**PROBLEM DETAILS:**
Every line of the records below should be restated exactly.

-------------------------

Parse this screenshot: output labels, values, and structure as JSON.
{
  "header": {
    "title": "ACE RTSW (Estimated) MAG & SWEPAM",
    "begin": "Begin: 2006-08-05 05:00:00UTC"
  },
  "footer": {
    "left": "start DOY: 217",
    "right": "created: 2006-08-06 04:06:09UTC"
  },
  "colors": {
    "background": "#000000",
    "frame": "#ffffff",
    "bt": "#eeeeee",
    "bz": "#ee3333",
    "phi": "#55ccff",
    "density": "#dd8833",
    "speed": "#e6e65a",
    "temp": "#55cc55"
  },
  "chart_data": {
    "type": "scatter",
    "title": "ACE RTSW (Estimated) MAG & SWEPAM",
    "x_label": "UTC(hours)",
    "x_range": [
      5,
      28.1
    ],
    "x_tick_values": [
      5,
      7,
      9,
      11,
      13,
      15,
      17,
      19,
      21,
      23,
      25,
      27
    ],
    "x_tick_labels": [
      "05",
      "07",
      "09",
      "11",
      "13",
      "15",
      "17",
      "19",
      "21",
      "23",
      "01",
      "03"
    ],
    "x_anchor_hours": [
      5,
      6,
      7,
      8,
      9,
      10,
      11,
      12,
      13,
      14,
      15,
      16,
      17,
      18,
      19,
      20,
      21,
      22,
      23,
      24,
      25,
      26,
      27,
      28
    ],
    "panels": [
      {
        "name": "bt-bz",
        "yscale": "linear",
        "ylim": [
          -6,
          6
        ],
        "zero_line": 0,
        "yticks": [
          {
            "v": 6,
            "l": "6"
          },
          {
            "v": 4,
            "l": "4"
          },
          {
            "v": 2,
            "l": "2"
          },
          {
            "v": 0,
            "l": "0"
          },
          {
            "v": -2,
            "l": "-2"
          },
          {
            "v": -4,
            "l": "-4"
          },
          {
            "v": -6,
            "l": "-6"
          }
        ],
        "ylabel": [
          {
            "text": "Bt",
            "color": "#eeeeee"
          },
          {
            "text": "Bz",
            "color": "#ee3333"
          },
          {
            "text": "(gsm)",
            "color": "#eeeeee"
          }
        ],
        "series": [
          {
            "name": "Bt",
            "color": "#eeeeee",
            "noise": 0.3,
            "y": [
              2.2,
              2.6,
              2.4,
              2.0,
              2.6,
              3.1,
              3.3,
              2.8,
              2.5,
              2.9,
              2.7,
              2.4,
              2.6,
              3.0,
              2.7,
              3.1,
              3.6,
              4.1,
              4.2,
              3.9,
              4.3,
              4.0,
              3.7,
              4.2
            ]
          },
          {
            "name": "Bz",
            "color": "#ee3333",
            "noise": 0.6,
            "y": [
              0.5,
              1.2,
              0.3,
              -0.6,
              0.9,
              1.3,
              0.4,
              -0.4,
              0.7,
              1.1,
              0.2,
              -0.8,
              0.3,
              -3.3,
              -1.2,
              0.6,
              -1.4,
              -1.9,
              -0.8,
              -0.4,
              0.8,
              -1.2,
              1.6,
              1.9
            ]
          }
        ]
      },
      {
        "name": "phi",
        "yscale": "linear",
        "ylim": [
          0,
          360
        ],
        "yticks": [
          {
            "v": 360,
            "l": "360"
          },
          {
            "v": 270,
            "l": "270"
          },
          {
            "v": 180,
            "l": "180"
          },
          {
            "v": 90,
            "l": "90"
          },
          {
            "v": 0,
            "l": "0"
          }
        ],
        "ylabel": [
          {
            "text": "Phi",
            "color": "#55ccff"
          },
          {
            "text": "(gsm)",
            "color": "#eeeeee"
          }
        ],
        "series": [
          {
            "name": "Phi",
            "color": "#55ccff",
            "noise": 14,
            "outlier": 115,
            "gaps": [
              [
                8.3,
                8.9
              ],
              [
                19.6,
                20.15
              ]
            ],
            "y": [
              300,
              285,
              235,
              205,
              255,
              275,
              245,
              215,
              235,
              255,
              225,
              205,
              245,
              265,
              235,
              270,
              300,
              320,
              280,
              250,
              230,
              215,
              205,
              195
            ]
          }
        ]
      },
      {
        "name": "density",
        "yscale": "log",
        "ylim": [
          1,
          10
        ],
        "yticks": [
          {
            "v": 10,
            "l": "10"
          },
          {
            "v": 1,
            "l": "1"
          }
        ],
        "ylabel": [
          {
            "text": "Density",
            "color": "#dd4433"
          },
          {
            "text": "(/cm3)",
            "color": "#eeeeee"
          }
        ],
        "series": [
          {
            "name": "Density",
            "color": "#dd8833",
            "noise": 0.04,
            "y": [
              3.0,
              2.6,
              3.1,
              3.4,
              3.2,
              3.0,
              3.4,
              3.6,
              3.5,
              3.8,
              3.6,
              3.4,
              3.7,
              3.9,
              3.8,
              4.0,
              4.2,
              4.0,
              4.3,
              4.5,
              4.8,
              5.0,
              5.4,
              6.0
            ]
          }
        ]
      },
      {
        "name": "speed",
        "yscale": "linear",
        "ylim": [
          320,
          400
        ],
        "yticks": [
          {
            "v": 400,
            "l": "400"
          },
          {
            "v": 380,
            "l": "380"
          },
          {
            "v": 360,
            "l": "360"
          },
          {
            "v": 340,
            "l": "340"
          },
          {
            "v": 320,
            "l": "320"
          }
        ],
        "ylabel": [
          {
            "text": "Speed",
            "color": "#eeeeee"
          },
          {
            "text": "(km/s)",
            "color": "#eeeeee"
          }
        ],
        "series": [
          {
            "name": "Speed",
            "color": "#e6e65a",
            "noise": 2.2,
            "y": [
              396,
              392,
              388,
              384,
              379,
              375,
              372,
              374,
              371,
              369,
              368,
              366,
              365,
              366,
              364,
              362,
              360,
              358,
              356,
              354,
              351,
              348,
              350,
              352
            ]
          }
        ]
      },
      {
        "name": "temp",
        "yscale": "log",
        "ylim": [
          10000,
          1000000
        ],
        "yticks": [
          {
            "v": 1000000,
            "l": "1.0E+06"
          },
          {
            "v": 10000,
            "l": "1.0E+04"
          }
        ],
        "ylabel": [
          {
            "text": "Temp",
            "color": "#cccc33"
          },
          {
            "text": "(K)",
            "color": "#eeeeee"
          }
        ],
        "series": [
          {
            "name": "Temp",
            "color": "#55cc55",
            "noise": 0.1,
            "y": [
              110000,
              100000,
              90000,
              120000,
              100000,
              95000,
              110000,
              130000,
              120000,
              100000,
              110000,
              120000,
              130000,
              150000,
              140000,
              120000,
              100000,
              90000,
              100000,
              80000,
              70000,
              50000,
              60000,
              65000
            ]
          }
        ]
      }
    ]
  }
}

-------------------------

**WRITTEN RESPONSE:**
Parse this screenshot: output labels, values, and structure as JSON.
{
  "header": {
    "title": "ACE RTSW (Estimated) MAG & SWEPAM",
    "begin": "Begin: 2006-08-05 05:00:00UTC"
  },
  "footer": {
    "left": "start DOY: 217",
    "right": "created: 2006-08-06 04:06:09UTC"
  },
  "colors": {
    "background": "#000000",
    "frame": "#ffffff",
    "bt": "#eeeeee",
    "bz": "#ee3333",
    "phi": "#55ccff",
    "density": "#dd8833",
    "speed": "#e6e65a",
    "temp": "#55cc55"
  },
  "chart_data": {
    "type": "scatter",
    "title": "ACE RTSW (Estimated) MAG & SWEPAM",
    "x_label": "UTC(hours)",
    "x_range": [
      5,
      28.1
    ],
    "x_tick_values": [
      5,
      7,
      9,
      11,
      13,
      15,
      17,
      19,
      21,
      23,
      25,
      27
    ],
    "x_tick_labels": [
      "05",
      "07",
      "09",
      "11",
      "13",
      "15",
      "17",
      "19",
      "21",
      "23",
      "01",
      "03"
    ],
    "x_anchor_hours": [
      5,
      6,
      7,
      8,
      9,
      10,
      11,
      12,
      13,
      14,
      15,
      16,
      17,
      18,
      19,
      20,
      21,
      22,
      23,
      24,
      25,
      26,
      27,
      28
    ],
    "panels": [
      {
        "name": "bt-bz",
        "yscale": "linear",
        "ylim": [
          -6,
          6
        ],
        "zero_line": 0,
        "yticks": [
          {
            "v": 6,
            "l": "6"
          },
          {
            "v": 4,
            "l": "4"
          },
          {
            "v": 2,
            "l": "2"
          },
          {
            "v": 0,
            "l": "0"
          },
          {
            "v": -2,
            "l": "-2"
          },
          {
            "v": -4,
            "l": "-4"
          },
          {
            "v": -6,
            "l": "-6"
          }
        ],
        "ylabel": [
          {
            "text": "Bt",
            "color": "#eeeeee"
          },
          {
            "text": "Bz",
            "color": "#ee3333"
          },
          {
            "text": "(gsm)",
            "color": "#eeeeee"
          }
        ],
        "series": [
          {
            "name": "Bt",
            "color": "#eeeeee",
            "noise": 0.3,
            "y": [
              2.2,
              2.6,
              2.4,
              2.0,
              2.6,
              3.1,
              3.3,
              2.8,
              2.5,
              2.9,
              2.7,
              2.4,
              2.6,
              3.0,
              2.7,
              3.1,
              3.6,
              4.1,
              4.2,
              3.9,
              4.3,
              4.0,
              3.7,
              4.2
            ]
          },
          {
            "name": "Bz",
            "color": "#ee3333",
            "noise": 0.6,
            "y": [
              0.5,
              1.2,
              0.3,
              -0.6,
              0.9,
              1.3,
              0.4,
              -0.4,
              0.7,
              1.1,
              0.2,
              -0.8,
              0.3,
              -3.3,
              -1.2,
              0.6,
              -1.4,
              -1.9,
              -0.8,
              -0.4,
              0.8,
              -1.2,
              1.6,
              1.9
            ]
          }
        ]
      },
      {
        "name": "phi",
        "yscale": "linear",
        "ylim": [
          0,
          360
        ],
        "yticks": [
          {
            "v": 360,
            "l": "360"
          },
          {
            "v": 270,
            "l": "270"
          },
          {
            "v": 180,
            "l": "180"
          },
          {
            "v": 90,
            "l": "90"
          },
          {
            "v": 0,
            "l": "0"
          }
        ],
        "ylabel": [
          {
            "text": "Phi",
            "color": "#55ccff"
          },
          {
            "text": "(gsm)",
            "color": "#eeeeee"
          }
        ],
        "series": [
          {
            "name": "Phi",
            "color": "#55ccff",
            "noise": 14,
            "outlier": 115,
            "gaps": [
              [
                8.3,
                8.9
              ],
              [
                19.6,
                20.15
              ]
            ],
            "y": [
              300,
              285,
              235,
              205,
              255,
              275,
              245,
              215,
              235,
              255,
              225,
              205,
              245,
              265,
              235,
              270,
              300,
              320,
              280,
              250,
              230,
              215,
              205,
              195
            ]
          }
        ]
      },
      {
        "name": "density",
        "yscale": "log",
        "ylim": [
          1,
          10
        ],
        "yticks": [
          {
            "v": 10,
            "l": "10"
          },
          {
            "v": 1,
            "l": "1"
          }
        ],
        "ylabel": [
          {
            "text": "Density",
            "color": "#dd4433"
          },
          {
            "text": "(/cm3)",
            "color": "#eeeeee"
          }
        ],
        "series": [
          {
            "name": "Density",
            "color": "#dd8833",
            "noise": 0.04,
            "y": [
              3.0,
              2.6,
              3.1,
              3.4,
              3.2,
              3.0,
              3.4,
              3.6,
              3.5,
              3.8,
              3.6,
              3.4,
              3.7,
              3.9,
              3.8,
              4.0,
              4.2,
              4.0,
              4.3,
              4.5,
              4.8,
              5.0,
              5.4,
              6.0
            ]
          }
        ]
      },
      {
        "name": "speed",
        "yscale": "linear",
        "ylim": [
          320,
          400
        ],
        "yticks": [
          {
            "v": 400,
            "l": "400"
          },
          {
            "v": 380,
            "l": "380"
          },
          {
            "v": 360,
            "l": "360"
          },
          {
            "v": 340,
            "l": "340"
          },
          {
            "v": 320,
            "l": "320"
          }
        ],
        "ylabel": [
          {
            "text": "Speed",
            "color": "#eeeeee"
          },
          {
            "text": "(km/s)",
            "color": "#eeeeee"
          }
        ],
        "series": [
          {
            "name": "Speed",
            "color": "#e6e65a",
            "noise": 2.2,
            "y": [
              396,
              392,
              388,
              384,
              379,
              375,
              372,
              374,
              371,
              369,
              368,
              366,
              365,
              366,
              364,
              362,
              360,
              358,
              356,
              354,
              351,
              348,
              350,
              352
            ]
          }
        ]
      },
      {
        "name": "temp",
        "yscale": "log",
        "ylim": [
          10000,
          1000000
        ],
        "yticks": [
          {
            "v": 1000000,
            "l": "1.0E+06"
          },
          {
            "v": 10000,
            "l": "1.0E+04"
          }
        ],
        "ylabel": [
          {
            "text": "Temp",
            "color": "#cccc33"
          },
          {
            "text": "(K)",
            "color": "#eeeeee"
          }
        ],
        "series": [
          {
            "name": "Temp",
            "color": "#55cc55",
            "noise": 0.1,
            "y": [
              110000,
              100000,
              90000,
              120000,
              100000,
              95000,
              110000,
              130000,
              120000,
              100000,
              110000,
              120000,
              130000,
              150000,
              140000,
              120000,
              100000,
              90000,
              100000,
              80000,
              70000,
              50000,
              60000,
              65000
            ]
          }
        ]
      }
    ]
  }
}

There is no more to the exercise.